[Data shown]
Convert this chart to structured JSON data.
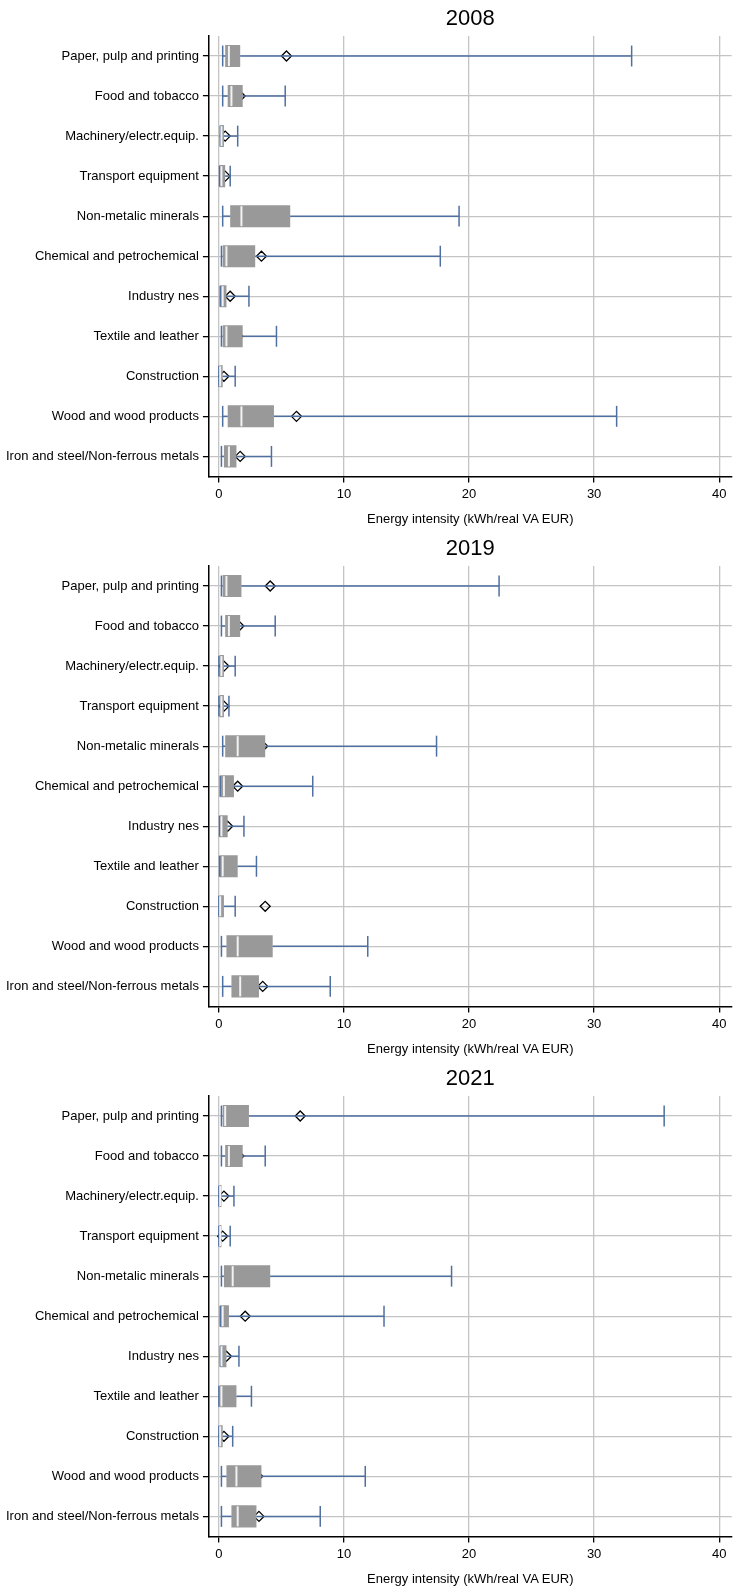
{
  "chart_data": [
    {
      "type": "box",
      "orientation": "horizontal",
      "title": "2008",
      "xlabel": "Energy intensity (kWh/real VA EUR)",
      "grid": true,
      "xlim": [
        -0.8,
        41
      ],
      "xticks": [
        0,
        10,
        20,
        30,
        40
      ],
      "categories": [
        "Paper, pulp and printing",
        "Food and tobacco",
        "Machinery/electr.equip.",
        "Transport equipment",
        "Non-metalic minerals",
        "Chemical and petrochemical",
        "Industry nes",
        "Textile and leather",
        "Construction",
        "Wood and wood products",
        "Iron and steel/Non-ferrous metals"
      ],
      "series": [
        {
          "color": "#999999",
          "boxes": [
            {
              "low": 0.3,
              "q1": 0.5,
              "median": 0.8,
              "q3": 1.7,
              "high": 33,
              "mean": 5.4
            },
            {
              "low": 0.3,
              "q1": 0.7,
              "median": 1.0,
              "q3": 1.9,
              "high": 5.3,
              "mean": 1.7
            },
            {
              "low": 0.1,
              "q1": 0.1,
              "median": 0.2,
              "q3": 0.4,
              "high": 1.5,
              "mean": 0.5
            },
            {
              "low": 0.05,
              "q1": 0.05,
              "median": 0.2,
              "q3": 0.5,
              "high": 0.9,
              "mean": 0.5
            },
            {
              "low": 0.3,
              "q1": 0.9,
              "median": 1.8,
              "q3": 5.7,
              "high": 19.2,
              "mean": 4.5
            },
            {
              "low": 0.2,
              "q1": 0.3,
              "median": 0.6,
              "q3": 2.9,
              "high": 17.7,
              "mean": 3.4
            },
            {
              "low": 0.1,
              "q1": 0.1,
              "median": 0.3,
              "q3": 0.6,
              "high": 2.4,
              "mean": 0.9
            },
            {
              "low": 0.2,
              "q1": 0.3,
              "median": 0.6,
              "q3": 1.9,
              "high": 4.6,
              "mean": 1.5
            },
            {
              "low": 0,
              "q1": 0,
              "median": 0.1,
              "q3": 0.3,
              "high": 1.3,
              "mean": 0.4
            },
            {
              "low": 0.3,
              "q1": 0.7,
              "median": 1.8,
              "q3": 4.4,
              "high": 31.8,
              "mean": 6.2
            },
            {
              "low": 0.2,
              "q1": 0.4,
              "median": 0.8,
              "q3": 1.4,
              "high": 4.2,
              "mean": 1.7
            }
          ]
        }
      ]
    },
    {
      "type": "box",
      "orientation": "horizontal",
      "title": "2019",
      "xlabel": "Energy intensity (kWh/real VA EUR)",
      "grid": true,
      "xlim": [
        -0.8,
        41
      ],
      "xticks": [
        0,
        10,
        20,
        30,
        40
      ],
      "categories": [
        "Paper, pulp and printing",
        "Food and tobacco",
        "Machinery/electr.equip.",
        "Transport equipment",
        "Non-metalic minerals",
        "Chemical and petrochemical",
        "Industry nes",
        "Textile and leather",
        "Construction",
        "Wood and wood products",
        "Iron and steel/Non-ferrous metals"
      ],
      "series": [
        {
          "color": "#999999",
          "boxes": [
            {
              "low": 0.2,
              "q1": 0.3,
              "median": 0.6,
              "q3": 1.8,
              "high": 22.4,
              "mean": 4.1
            },
            {
              "low": 0.2,
              "q1": 0.5,
              "median": 0.8,
              "q3": 1.7,
              "high": 4.5,
              "mean": 1.6
            },
            {
              "low": 0,
              "q1": 0,
              "median": 0.2,
              "q3": 0.4,
              "high": 1.3,
              "mean": 0.4
            },
            {
              "low": 0,
              "q1": 0,
              "median": 0.2,
              "q3": 0.4,
              "high": 0.8,
              "mean": 0.4
            },
            {
              "low": 0.3,
              "q1": 0.5,
              "median": 1.5,
              "q3": 3.7,
              "high": 17.4,
              "mean": 3.5
            },
            {
              "low": 0.1,
              "q1": 0.1,
              "median": 0.4,
              "q3": 1.2,
              "high": 7.5,
              "mean": 1.5
            },
            {
              "low": 0.05,
              "q1": 0.05,
              "median": 0.2,
              "q3": 0.7,
              "high": 2.0,
              "mean": 0.7
            },
            {
              "low": 0.05,
              "q1": 0.05,
              "median": 0.3,
              "q3": 1.5,
              "high": 3.0,
              "mean": 1.0
            },
            {
              "low": 0,
              "q1": 0,
              "median": 0.1,
              "q3": 0.4,
              "high": 1.3,
              "mean": 3.7
            },
            {
              "low": 0.2,
              "q1": 0.6,
              "median": 1.5,
              "q3": 4.3,
              "high": 11.9,
              "mean": 3.6
            },
            {
              "low": 0.3,
              "q1": 1.0,
              "median": 1.7,
              "q3": 3.2,
              "high": 8.9,
              "mean": 3.5
            }
          ]
        }
      ]
    },
    {
      "type": "box",
      "orientation": "horizontal",
      "title": "2021",
      "xlabel": "Energy intensity (kWh/real VA EUR)",
      "grid": true,
      "xlim": [
        -0.8,
        41
      ],
      "xticks": [
        0,
        10,
        20,
        30,
        40
      ],
      "categories": [
        "Paper, pulp and printing",
        "Food and tobacco",
        "Machinery/electr.equip.",
        "Transport equipment",
        "Non-metalic minerals",
        "Chemical and petrochemical",
        "Industry nes",
        "Textile and leather",
        "Construction",
        "Wood and wood products",
        "Iron and steel/Non-ferrous metals"
      ],
      "series": [
        {
          "color": "#999999",
          "boxes": [
            {
              "low": 0.2,
              "q1": 0.3,
              "median": 0.5,
              "q3": 2.4,
              "high": 35.6,
              "mean": 6.5
            },
            {
              "low": 0.2,
              "q1": 0.5,
              "median": 0.8,
              "q3": 1.9,
              "high": 3.7,
              "mean": 1.6
            },
            {
              "low": 0,
              "q1": 0,
              "median": 0.1,
              "q3": 0.2,
              "high": 1.2,
              "mean": 0.4
            },
            {
              "low": 0,
              "q1": 0,
              "median": 0.1,
              "q3": 0.2,
              "high": 0.9,
              "mean": 0.3
            },
            {
              "low": 0.2,
              "q1": 0.4,
              "median": 1.1,
              "q3": 4.1,
              "high": 18.6,
              "mean": 3.5
            },
            {
              "low": 0.1,
              "q1": 0.1,
              "median": 0.3,
              "q3": 0.8,
              "high": 13.2,
              "mean": 2.1
            },
            {
              "low": 0.1,
              "q1": 0.1,
              "median": 0.2,
              "q3": 0.6,
              "high": 1.6,
              "mean": 0.6
            },
            {
              "low": 0,
              "q1": 0,
              "median": 0.2,
              "q3": 1.4,
              "high": 2.6,
              "mean": 0.9
            },
            {
              "low": 0,
              "q1": 0,
              "median": 0.1,
              "q3": 0.3,
              "high": 1.1,
              "mean": 0.4
            },
            {
              "low": 0.2,
              "q1": 0.6,
              "median": 1.4,
              "q3": 3.4,
              "high": 11.7,
              "mean": 3.1
            },
            {
              "low": 0.2,
              "q1": 1.0,
              "median": 1.5,
              "q3": 3.0,
              "high": 8.1,
              "mean": 3.2
            }
          ]
        }
      ]
    }
  ]
}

[Stated problem]
The data above should be repeated exactly, minus any pictures.

[Written solution]
Convert this chart to structured JSON data.
{
  "chart_data": [
    {
      "type": "box",
      "orientation": "horizontal",
      "title": "2008",
      "xlabel": "Energy intensity (kWh/real VA EUR)",
      "grid": true,
      "xlim": [
        -0.8,
        41
      ],
      "xticks": [
        0,
        10,
        20,
        30,
        40
      ],
      "categories": [
        "Paper, pulp and printing",
        "Food and tobacco",
        "Machinery/electr.equip.",
        "Transport equipment",
        "Non-metalic minerals",
        "Chemical and petrochemical",
        "Industry nes",
        "Textile and leather",
        "Construction",
        "Wood and wood products",
        "Iron and steel/Non-ferrous metals"
      ],
      "series": [
        {
          "color": "#999999",
          "boxes": [
            {
              "low": 0.3,
              "q1": 0.5,
              "median": 0.8,
              "q3": 1.7,
              "high": 33,
              "mean": 5.4
            },
            {
              "low": 0.3,
              "q1": 0.7,
              "median": 1.0,
              "q3": 1.9,
              "high": 5.3,
              "mean": 1.7
            },
            {
              "low": 0.1,
              "q1": 0.1,
              "median": 0.2,
              "q3": 0.4,
              "high": 1.5,
              "mean": 0.5
            },
            {
              "low": 0.05,
              "q1": 0.05,
              "median": 0.2,
              "q3": 0.5,
              "high": 0.9,
              "mean": 0.5
            },
            {
              "low": 0.3,
              "q1": 0.9,
              "median": 1.8,
              "q3": 5.7,
              "high": 19.2,
              "mean": 4.5
            },
            {
              "low": 0.2,
              "q1": 0.3,
              "median": 0.6,
              "q3": 2.9,
              "high": 17.7,
              "mean": 3.4
            },
            {
              "low": 0.1,
              "q1": 0.1,
              "median": 0.3,
              "q3": 0.6,
              "high": 2.4,
              "mean": 0.9
            },
            {
              "low": 0.2,
              "q1": 0.3,
              "median": 0.6,
              "q3": 1.9,
              "high": 4.6,
              "mean": 1.5
            },
            {
              "low": 0,
              "q1": 0,
              "median": 0.1,
              "q3": 0.3,
              "high": 1.3,
              "mean": 0.4
            },
            {
              "low": 0.3,
              "q1": 0.7,
              "median": 1.8,
              "q3": 4.4,
              "high": 31.8,
              "mean": 6.2
            },
            {
              "low": 0.2,
              "q1": 0.4,
              "median": 0.8,
              "q3": 1.4,
              "high": 4.2,
              "mean": 1.7
            }
          ]
        }
      ]
    },
    {
      "type": "box",
      "orientation": "horizontal",
      "title": "2019",
      "xlabel": "Energy intensity (kWh/real VA EUR)",
      "grid": true,
      "xlim": [
        -0.8,
        41
      ],
      "xticks": [
        0,
        10,
        20,
        30,
        40
      ],
      "categories": [
        "Paper, pulp and printing",
        "Food and tobacco",
        "Machinery/electr.equip.",
        "Transport equipment",
        "Non-metalic minerals",
        "Chemical and petrochemical",
        "Industry nes",
        "Textile and leather",
        "Construction",
        "Wood and wood products",
        "Iron and steel/Non-ferrous metals"
      ],
      "series": [
        {
          "color": "#999999",
          "boxes": [
            {
              "low": 0.2,
              "q1": 0.3,
              "median": 0.6,
              "q3": 1.8,
              "high": 22.4,
              "mean": 4.1
            },
            {
              "low": 0.2,
              "q1": 0.5,
              "median": 0.8,
              "q3": 1.7,
              "high": 4.5,
              "mean": 1.6
            },
            {
              "low": 0,
              "q1": 0,
              "median": 0.2,
              "q3": 0.4,
              "high": 1.3,
              "mean": 0.4
            },
            {
              "low": 0,
              "q1": 0,
              "median": 0.2,
              "q3": 0.4,
              "high": 0.8,
              "mean": 0.4
            },
            {
              "low": 0.3,
              "q1": 0.5,
              "median": 1.5,
              "q3": 3.7,
              "high": 17.4,
              "mean": 3.5
            },
            {
              "low": 0.1,
              "q1": 0.1,
              "median": 0.4,
              "q3": 1.2,
              "high": 7.5,
              "mean": 1.5
            },
            {
              "low": 0.05,
              "q1": 0.05,
              "median": 0.2,
              "q3": 0.7,
              "high": 2.0,
              "mean": 0.7
            },
            {
              "low": 0.05,
              "q1": 0.05,
              "median": 0.3,
              "q3": 1.5,
              "high": 3.0,
              "mean": 1.0
            },
            {
              "low": 0,
              "q1": 0,
              "median": 0.1,
              "q3": 0.4,
              "high": 1.3,
              "mean": 3.7
            },
            {
              "low": 0.2,
              "q1": 0.6,
              "median": 1.5,
              "q3": 4.3,
              "high": 11.9,
              "mean": 3.6
            },
            {
              "low": 0.3,
              "q1": 1.0,
              "median": 1.7,
              "q3": 3.2,
              "high": 8.9,
              "mean": 3.5
            }
          ]
        }
      ]
    },
    {
      "type": "box",
      "orientation": "horizontal",
      "title": "2021",
      "xlabel": "Energy intensity (kWh/real VA EUR)",
      "grid": true,
      "xlim": [
        -0.8,
        41
      ],
      "xticks": [
        0,
        10,
        20,
        30,
        40
      ],
      "categories": [
        "Paper, pulp and printing",
        "Food and tobacco",
        "Machinery/electr.equip.",
        "Transport equipment",
        "Non-metalic minerals",
        "Chemical and petrochemical",
        "Industry nes",
        "Textile and leather",
        "Construction",
        "Wood and wood products",
        "Iron and steel/Non-ferrous metals"
      ],
      "series": [
        {
          "color": "#999999",
          "boxes": [
            {
              "low": 0.2,
              "q1": 0.3,
              "median": 0.5,
              "q3": 2.4,
              "high": 35.6,
              "mean": 6.5
            },
            {
              "low": 0.2,
              "q1": 0.5,
              "median": 0.8,
              "q3": 1.9,
              "high": 3.7,
              "mean": 1.6
            },
            {
              "low": 0,
              "q1": 0,
              "median": 0.1,
              "q3": 0.2,
              "high": 1.2,
              "mean": 0.4
            },
            {
              "low": 0,
              "q1": 0,
              "median": 0.1,
              "q3": 0.2,
              "high": 0.9,
              "mean": 0.3
            },
            {
              "low": 0.2,
              "q1": 0.4,
              "median": 1.1,
              "q3": 4.1,
              "high": 18.6,
              "mean": 3.5
            },
            {
              "low": 0.1,
              "q1": 0.1,
              "median": 0.3,
              "q3": 0.8,
              "high": 13.2,
              "mean": 2.1
            },
            {
              "low": 0.1,
              "q1": 0.1,
              "median": 0.2,
              "q3": 0.6,
              "high": 1.6,
              "mean": 0.6
            },
            {
              "low": 0,
              "q1": 0,
              "median": 0.2,
              "q3": 1.4,
              "high": 2.6,
              "mean": 0.9
            },
            {
              "low": 0,
              "q1": 0,
              "median": 0.1,
              "q3": 0.3,
              "high": 1.1,
              "mean": 0.4
            },
            {
              "low": 0.2,
              "q1": 0.6,
              "median": 1.4,
              "q3": 3.4,
              "high": 11.7,
              "mean": 3.1
            },
            {
              "low": 0.2,
              "q1": 1.0,
              "median": 1.5,
              "q3": 3.0,
              "high": 8.1,
              "mean": 3.2
            }
          ]
        }
      ]
    }
  ]
}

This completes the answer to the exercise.